TASK INSTRUCTIONS. Write out the rows verbatim, from the first row through the row containing "Enumerate the UI", inclusive.

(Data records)
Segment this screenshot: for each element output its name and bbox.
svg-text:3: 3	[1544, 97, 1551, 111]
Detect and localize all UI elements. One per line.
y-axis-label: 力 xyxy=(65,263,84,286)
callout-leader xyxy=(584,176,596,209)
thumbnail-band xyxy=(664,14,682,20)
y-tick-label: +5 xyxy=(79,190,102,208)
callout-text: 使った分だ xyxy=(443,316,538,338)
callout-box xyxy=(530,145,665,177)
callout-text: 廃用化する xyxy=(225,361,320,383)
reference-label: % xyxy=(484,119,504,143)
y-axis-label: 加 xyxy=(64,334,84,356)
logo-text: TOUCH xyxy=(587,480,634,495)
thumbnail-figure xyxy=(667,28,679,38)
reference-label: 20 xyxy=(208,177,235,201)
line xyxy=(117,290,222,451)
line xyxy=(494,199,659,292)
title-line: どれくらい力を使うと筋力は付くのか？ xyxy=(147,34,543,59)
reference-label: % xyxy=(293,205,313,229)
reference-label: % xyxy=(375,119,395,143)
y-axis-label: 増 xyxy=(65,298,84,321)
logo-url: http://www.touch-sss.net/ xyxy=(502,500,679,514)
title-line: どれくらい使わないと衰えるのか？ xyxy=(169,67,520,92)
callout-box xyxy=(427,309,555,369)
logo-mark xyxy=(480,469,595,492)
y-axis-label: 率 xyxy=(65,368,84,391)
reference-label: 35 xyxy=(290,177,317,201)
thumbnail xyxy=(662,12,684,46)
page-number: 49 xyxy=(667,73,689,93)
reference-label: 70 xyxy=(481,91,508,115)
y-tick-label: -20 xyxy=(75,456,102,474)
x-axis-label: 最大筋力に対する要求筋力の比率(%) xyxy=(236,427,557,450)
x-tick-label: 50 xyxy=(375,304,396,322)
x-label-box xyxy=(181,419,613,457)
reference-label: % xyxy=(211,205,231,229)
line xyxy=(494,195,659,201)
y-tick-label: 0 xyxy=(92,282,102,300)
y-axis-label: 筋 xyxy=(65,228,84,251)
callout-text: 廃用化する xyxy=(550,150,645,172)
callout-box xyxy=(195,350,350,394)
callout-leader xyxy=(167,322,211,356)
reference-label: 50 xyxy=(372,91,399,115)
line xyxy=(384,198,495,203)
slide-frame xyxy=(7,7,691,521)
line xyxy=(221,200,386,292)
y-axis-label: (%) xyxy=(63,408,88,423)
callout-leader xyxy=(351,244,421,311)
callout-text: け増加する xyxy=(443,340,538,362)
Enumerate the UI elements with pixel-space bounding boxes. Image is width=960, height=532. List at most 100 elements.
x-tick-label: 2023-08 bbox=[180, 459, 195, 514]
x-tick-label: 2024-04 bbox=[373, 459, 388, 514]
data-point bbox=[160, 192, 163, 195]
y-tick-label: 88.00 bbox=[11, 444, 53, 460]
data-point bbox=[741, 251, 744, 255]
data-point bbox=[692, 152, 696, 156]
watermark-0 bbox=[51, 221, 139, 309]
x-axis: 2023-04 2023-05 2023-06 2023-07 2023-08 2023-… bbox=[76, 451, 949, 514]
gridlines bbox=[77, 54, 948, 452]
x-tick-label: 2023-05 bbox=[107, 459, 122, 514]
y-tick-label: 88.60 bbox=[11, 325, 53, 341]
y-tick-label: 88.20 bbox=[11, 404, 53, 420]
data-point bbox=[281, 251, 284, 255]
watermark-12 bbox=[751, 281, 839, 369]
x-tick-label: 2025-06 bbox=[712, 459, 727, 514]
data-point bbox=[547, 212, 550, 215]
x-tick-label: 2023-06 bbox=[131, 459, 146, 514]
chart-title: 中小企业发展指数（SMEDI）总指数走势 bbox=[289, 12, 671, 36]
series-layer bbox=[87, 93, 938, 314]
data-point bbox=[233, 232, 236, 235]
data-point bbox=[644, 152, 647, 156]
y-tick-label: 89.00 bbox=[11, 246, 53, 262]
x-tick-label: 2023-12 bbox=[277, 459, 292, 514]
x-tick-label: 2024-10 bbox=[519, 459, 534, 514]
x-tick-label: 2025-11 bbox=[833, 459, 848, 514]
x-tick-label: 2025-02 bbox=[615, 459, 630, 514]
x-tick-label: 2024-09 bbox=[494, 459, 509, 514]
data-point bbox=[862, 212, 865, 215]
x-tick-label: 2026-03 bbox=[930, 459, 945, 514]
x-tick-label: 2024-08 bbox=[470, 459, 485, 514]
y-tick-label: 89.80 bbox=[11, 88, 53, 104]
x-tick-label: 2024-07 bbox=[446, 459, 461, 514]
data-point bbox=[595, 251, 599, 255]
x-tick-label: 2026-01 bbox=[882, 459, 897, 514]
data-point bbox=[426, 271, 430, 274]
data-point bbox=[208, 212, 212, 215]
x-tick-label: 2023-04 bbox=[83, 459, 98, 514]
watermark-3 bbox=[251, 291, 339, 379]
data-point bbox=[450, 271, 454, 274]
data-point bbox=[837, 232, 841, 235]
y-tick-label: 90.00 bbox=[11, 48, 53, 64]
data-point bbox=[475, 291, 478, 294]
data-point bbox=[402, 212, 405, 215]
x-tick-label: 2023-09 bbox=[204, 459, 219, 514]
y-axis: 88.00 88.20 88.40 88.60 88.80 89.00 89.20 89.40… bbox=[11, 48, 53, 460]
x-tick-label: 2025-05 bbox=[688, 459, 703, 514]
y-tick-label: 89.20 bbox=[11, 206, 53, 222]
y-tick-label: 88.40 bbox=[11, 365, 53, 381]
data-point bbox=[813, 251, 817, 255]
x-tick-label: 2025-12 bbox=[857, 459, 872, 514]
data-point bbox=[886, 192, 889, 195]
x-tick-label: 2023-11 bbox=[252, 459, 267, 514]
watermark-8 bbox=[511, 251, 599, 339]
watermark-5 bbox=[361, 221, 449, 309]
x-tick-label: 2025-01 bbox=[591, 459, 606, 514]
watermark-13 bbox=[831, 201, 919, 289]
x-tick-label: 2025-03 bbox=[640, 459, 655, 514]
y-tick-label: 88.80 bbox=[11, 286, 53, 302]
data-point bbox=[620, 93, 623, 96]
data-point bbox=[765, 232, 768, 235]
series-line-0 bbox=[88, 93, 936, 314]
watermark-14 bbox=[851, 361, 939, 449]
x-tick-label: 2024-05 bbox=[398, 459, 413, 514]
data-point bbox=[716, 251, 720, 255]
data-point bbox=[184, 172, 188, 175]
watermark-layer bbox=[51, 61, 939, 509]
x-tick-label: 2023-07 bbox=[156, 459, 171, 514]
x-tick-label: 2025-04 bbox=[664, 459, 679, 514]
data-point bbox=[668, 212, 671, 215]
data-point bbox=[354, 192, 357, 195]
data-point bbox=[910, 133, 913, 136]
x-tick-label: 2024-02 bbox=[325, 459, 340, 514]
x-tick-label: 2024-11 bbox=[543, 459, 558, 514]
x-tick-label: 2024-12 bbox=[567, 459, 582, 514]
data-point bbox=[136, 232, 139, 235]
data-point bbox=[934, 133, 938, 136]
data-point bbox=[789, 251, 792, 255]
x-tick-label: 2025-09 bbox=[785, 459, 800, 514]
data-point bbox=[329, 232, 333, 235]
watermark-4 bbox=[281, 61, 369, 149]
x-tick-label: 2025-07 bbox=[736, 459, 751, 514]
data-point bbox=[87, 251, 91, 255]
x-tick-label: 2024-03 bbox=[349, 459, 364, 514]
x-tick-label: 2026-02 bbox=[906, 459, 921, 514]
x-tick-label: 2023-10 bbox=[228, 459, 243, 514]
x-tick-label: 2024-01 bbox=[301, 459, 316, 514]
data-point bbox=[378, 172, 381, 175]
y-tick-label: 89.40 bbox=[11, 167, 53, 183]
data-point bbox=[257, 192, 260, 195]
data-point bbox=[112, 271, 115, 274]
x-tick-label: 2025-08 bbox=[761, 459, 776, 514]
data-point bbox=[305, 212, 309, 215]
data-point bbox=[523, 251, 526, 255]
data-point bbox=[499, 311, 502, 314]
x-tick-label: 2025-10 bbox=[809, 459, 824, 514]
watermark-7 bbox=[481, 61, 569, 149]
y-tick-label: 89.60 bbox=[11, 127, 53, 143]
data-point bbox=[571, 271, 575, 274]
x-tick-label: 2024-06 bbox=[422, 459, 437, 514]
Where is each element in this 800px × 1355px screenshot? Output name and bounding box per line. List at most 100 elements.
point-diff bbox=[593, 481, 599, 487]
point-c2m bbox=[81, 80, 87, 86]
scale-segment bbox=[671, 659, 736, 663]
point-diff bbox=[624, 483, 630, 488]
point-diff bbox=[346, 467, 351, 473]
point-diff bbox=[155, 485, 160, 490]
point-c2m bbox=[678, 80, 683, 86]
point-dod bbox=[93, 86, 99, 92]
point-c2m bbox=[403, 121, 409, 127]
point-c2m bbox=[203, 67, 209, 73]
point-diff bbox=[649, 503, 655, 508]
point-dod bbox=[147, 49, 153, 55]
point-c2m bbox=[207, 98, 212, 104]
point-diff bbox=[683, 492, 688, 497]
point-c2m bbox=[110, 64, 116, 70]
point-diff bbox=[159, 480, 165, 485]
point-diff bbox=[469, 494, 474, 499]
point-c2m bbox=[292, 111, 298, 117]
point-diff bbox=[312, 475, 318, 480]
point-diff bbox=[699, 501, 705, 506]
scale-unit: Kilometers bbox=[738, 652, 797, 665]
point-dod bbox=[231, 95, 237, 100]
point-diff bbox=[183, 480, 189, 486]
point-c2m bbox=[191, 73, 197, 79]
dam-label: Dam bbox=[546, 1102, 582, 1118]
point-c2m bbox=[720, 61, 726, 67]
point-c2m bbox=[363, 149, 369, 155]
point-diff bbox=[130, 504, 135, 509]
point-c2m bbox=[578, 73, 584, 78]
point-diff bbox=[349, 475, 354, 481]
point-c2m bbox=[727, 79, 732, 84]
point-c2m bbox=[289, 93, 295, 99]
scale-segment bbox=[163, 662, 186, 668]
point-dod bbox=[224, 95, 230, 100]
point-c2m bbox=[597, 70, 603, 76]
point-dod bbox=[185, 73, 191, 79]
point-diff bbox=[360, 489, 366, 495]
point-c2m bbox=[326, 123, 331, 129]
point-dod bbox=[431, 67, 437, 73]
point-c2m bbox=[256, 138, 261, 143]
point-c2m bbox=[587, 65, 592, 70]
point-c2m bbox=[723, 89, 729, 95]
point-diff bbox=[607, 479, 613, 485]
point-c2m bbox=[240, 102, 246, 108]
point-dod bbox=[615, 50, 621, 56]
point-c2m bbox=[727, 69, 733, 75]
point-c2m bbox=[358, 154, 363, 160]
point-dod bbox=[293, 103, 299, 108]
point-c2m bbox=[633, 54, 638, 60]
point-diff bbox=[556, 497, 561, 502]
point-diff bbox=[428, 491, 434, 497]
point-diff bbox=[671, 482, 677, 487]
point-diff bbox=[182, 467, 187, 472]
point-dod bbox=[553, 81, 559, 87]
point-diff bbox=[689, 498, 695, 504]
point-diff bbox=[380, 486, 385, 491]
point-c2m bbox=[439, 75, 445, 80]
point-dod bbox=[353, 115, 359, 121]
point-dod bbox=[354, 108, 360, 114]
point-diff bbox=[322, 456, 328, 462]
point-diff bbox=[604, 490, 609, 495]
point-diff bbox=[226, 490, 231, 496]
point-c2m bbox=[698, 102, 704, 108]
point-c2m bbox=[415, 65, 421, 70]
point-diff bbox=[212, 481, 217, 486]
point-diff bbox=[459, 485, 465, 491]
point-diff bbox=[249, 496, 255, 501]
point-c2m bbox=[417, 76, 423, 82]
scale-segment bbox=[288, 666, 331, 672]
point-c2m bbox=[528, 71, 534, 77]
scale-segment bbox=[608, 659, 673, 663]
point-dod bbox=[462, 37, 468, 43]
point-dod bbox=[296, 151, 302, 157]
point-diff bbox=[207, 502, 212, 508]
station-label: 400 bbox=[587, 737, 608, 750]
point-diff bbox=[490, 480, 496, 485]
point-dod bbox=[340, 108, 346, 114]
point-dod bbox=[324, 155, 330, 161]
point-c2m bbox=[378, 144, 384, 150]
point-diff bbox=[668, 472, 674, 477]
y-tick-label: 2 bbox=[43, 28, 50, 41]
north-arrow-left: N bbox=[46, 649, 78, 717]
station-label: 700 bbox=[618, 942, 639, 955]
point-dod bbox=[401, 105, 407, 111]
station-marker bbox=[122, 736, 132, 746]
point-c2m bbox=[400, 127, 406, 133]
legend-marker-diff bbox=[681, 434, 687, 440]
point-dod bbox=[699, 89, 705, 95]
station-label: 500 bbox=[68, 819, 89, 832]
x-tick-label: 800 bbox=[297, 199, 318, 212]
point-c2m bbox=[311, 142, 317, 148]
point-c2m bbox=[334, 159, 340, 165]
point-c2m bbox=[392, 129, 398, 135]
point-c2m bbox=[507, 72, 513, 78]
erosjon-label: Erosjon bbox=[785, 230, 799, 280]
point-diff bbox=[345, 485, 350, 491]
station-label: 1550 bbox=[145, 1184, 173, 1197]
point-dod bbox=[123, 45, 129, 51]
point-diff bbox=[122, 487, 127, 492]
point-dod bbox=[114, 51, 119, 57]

SOLUTION TO THE PROBLEM.
Segment this screenshot: for each element output its name and bbox.
svg-text:3: 3	[1544, 97, 1551, 111]
Detect and localize all UI elements. One per line.
y-axis-label: 力 xyxy=(65,263,84,286)
callout-leader xyxy=(584,176,596,209)
thumbnail-band xyxy=(664,14,682,20)
y-tick-label: +5 xyxy=(79,190,102,208)
callout-text: 使った分だ xyxy=(443,316,538,338)
callout-box xyxy=(530,145,665,177)
callout-text: 廃用化する xyxy=(225,361,320,383)
reference-label: % xyxy=(484,119,504,143)
y-axis-label: 加 xyxy=(64,334,84,356)
logo-text: TOUCH xyxy=(587,480,634,495)
thumbnail-figure xyxy=(667,28,679,38)
reference-label: 20 xyxy=(208,177,235,201)
line xyxy=(117,290,222,451)
line xyxy=(494,199,659,292)
title-line: どれくらい力を使うと筋力は付くのか？ xyxy=(147,34,543,59)
reference-label: % xyxy=(293,205,313,229)
reference-label: % xyxy=(375,119,395,143)
y-axis-label: 増 xyxy=(65,298,84,321)
logo-url: http://www.touch-sss.net/ xyxy=(502,500,679,514)
title-line: どれくらい使わないと衰えるのか？ xyxy=(169,67,520,92)
callout-box xyxy=(427,309,555,369)
logo-mark xyxy=(480,469,595,492)
y-axis-label: 率 xyxy=(65,368,84,391)
reference-label: 35 xyxy=(290,177,317,201)
thumbnail xyxy=(662,12,684,46)
page-number: 49 xyxy=(667,73,689,93)
reference-label: 70 xyxy=(481,91,508,115)
y-tick-label: -20 xyxy=(75,456,102,474)
x-axis-label: 最大筋力に対する要求筋力の比率(%) xyxy=(236,427,557,450)
x-tick-label: 50 xyxy=(375,304,396,322)
x-label-box xyxy=(181,419,613,457)
reference-label: % xyxy=(211,205,231,229)
line xyxy=(494,195,659,201)
y-tick-label: 0 xyxy=(92,282,102,300)
y-axis-label: 筋 xyxy=(65,228,84,251)
callout-text: 廃用化する xyxy=(550,150,645,172)
callout-box xyxy=(195,350,350,394)
callout-leader xyxy=(167,322,211,356)
reference-label: 50 xyxy=(372,91,399,115)
line xyxy=(384,198,495,203)
slide-frame xyxy=(7,7,691,521)
line xyxy=(221,200,386,292)
y-axis-label: (%) xyxy=(63,408,88,423)
callout-leader xyxy=(351,244,421,311)
callout-text: け増加する xyxy=(443,340,538,362)
Enumerate the UI elements with pixel-space bounding boxes. Image is width=960, height=532. List at most 100 elements.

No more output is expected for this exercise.